§ THE EXERCISE: Extract every line below that contains the word "городского".

§ DATA FOR THE TASK:
---

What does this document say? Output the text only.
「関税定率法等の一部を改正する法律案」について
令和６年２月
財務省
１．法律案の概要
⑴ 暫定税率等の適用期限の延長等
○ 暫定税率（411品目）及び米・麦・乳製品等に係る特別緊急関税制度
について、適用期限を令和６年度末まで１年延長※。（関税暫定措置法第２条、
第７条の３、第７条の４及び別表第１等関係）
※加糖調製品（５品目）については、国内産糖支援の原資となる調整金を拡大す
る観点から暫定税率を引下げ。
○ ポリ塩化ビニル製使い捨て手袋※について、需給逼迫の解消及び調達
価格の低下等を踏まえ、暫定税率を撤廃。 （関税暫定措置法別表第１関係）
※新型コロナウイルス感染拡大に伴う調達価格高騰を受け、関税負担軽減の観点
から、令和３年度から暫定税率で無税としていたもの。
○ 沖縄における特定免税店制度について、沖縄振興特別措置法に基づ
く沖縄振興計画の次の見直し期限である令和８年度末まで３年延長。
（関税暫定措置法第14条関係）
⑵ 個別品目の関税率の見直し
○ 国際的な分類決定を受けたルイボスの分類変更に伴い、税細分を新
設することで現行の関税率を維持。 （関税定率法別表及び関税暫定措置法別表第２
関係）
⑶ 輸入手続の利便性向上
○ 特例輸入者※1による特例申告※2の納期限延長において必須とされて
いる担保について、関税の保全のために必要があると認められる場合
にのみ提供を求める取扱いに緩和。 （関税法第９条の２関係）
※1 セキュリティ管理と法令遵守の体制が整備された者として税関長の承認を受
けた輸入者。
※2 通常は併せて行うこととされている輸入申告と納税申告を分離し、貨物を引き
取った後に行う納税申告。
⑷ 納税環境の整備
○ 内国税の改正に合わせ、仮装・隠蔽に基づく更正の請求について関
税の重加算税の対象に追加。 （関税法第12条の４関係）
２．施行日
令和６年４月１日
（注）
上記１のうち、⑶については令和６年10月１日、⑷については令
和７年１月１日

---

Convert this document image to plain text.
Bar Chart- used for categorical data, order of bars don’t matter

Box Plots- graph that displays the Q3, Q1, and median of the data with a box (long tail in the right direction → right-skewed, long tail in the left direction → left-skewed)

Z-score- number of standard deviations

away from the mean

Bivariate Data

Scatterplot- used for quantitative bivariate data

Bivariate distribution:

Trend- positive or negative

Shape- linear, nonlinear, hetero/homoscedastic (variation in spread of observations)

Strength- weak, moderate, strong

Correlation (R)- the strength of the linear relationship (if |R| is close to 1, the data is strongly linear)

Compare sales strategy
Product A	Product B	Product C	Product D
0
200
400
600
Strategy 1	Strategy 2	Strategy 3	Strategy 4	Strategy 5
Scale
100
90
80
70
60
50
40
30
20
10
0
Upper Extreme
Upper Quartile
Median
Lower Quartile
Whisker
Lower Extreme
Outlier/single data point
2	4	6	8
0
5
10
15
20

---

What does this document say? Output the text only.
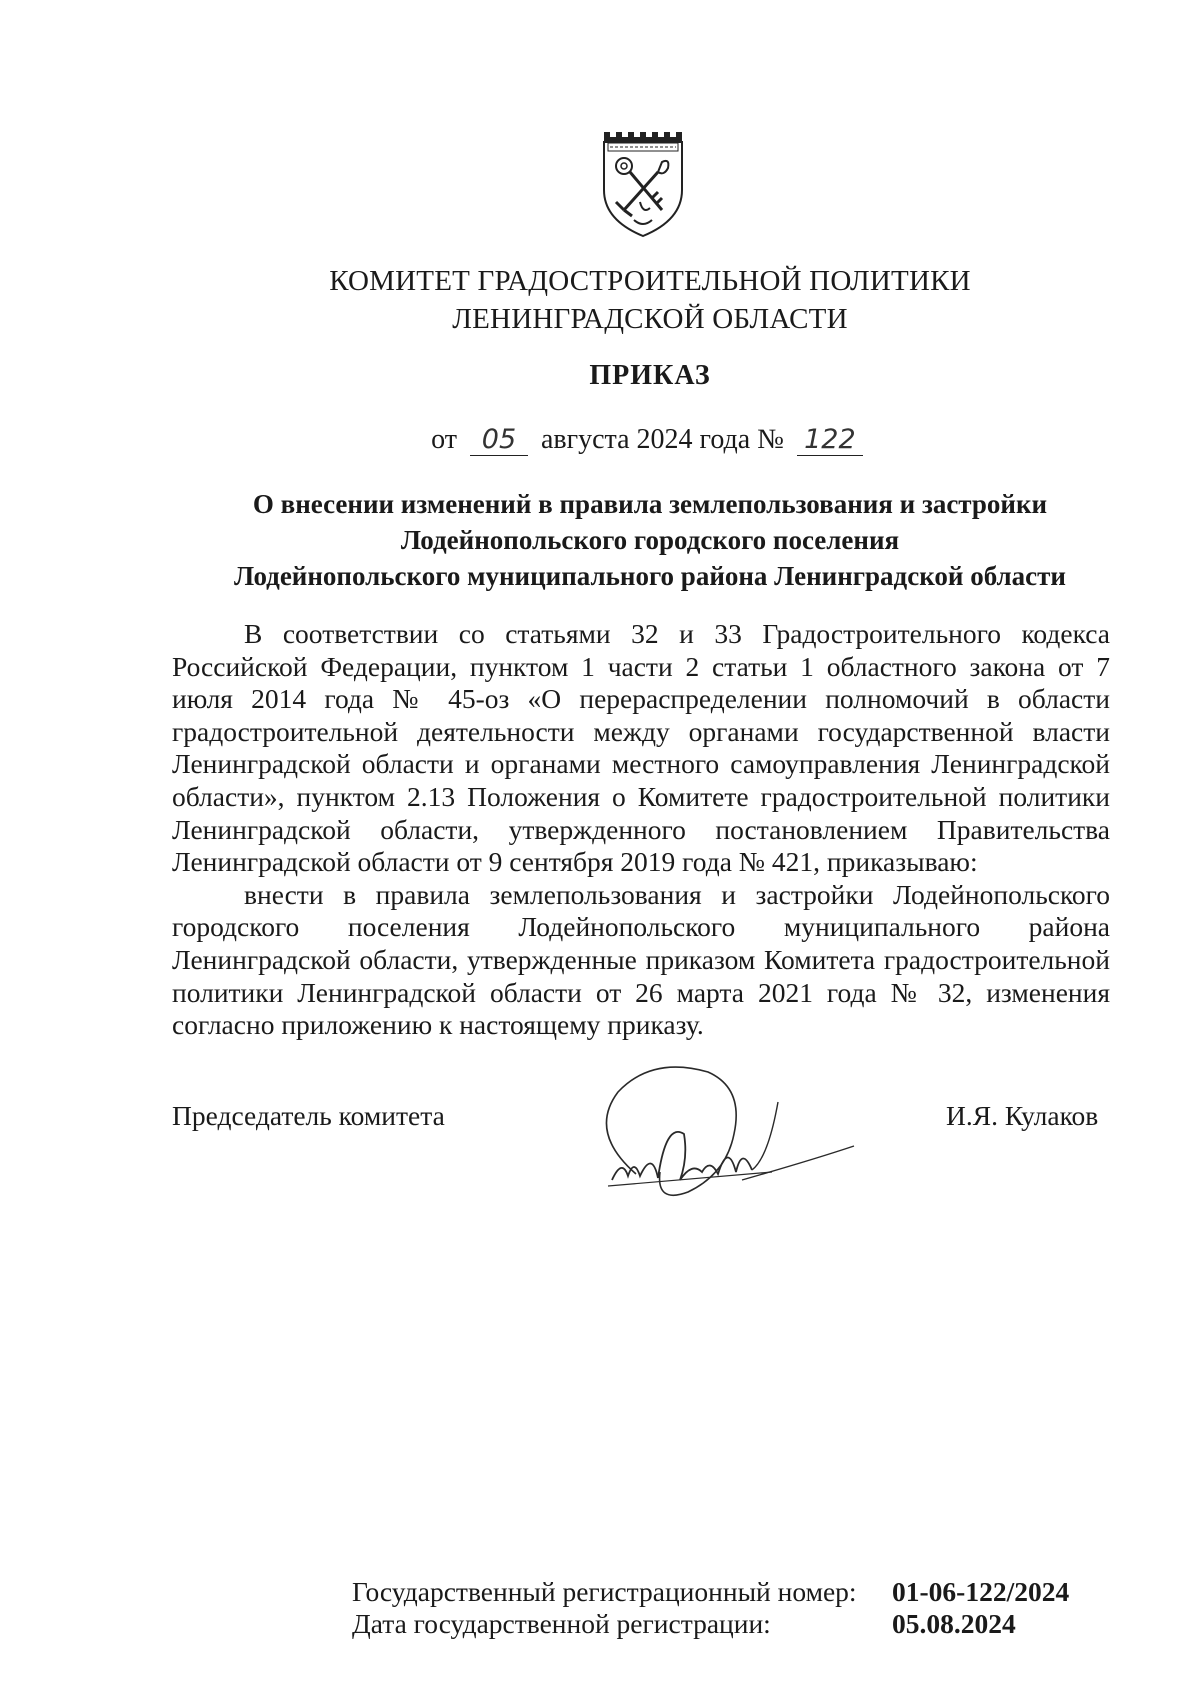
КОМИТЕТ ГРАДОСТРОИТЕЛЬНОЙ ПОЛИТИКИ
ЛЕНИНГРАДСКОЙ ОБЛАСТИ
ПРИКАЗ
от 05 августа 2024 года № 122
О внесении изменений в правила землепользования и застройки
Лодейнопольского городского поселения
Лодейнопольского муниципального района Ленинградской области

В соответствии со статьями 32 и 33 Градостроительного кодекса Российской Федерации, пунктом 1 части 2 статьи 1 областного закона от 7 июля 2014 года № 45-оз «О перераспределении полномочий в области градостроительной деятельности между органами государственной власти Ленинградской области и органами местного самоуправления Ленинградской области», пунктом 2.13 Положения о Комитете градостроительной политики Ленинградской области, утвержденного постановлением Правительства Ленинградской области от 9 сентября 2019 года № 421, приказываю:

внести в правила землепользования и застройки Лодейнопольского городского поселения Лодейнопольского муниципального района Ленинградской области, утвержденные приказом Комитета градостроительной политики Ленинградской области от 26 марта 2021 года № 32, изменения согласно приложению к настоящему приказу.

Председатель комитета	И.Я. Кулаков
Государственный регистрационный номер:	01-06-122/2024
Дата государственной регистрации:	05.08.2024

---

§ SOLUTION TO THIS PROBLEM:
Лодейнопольского городского поселения
внести в правила землепользования и застройки Лодейнопольского городского поселения Лодейнопольского муниципального района Ленинградской области, утвержденные приказом Комитета градостроительной политики Ленинградской области от 26 марта 2021 года № 32, изменения согласно приложению к настоящему приказу.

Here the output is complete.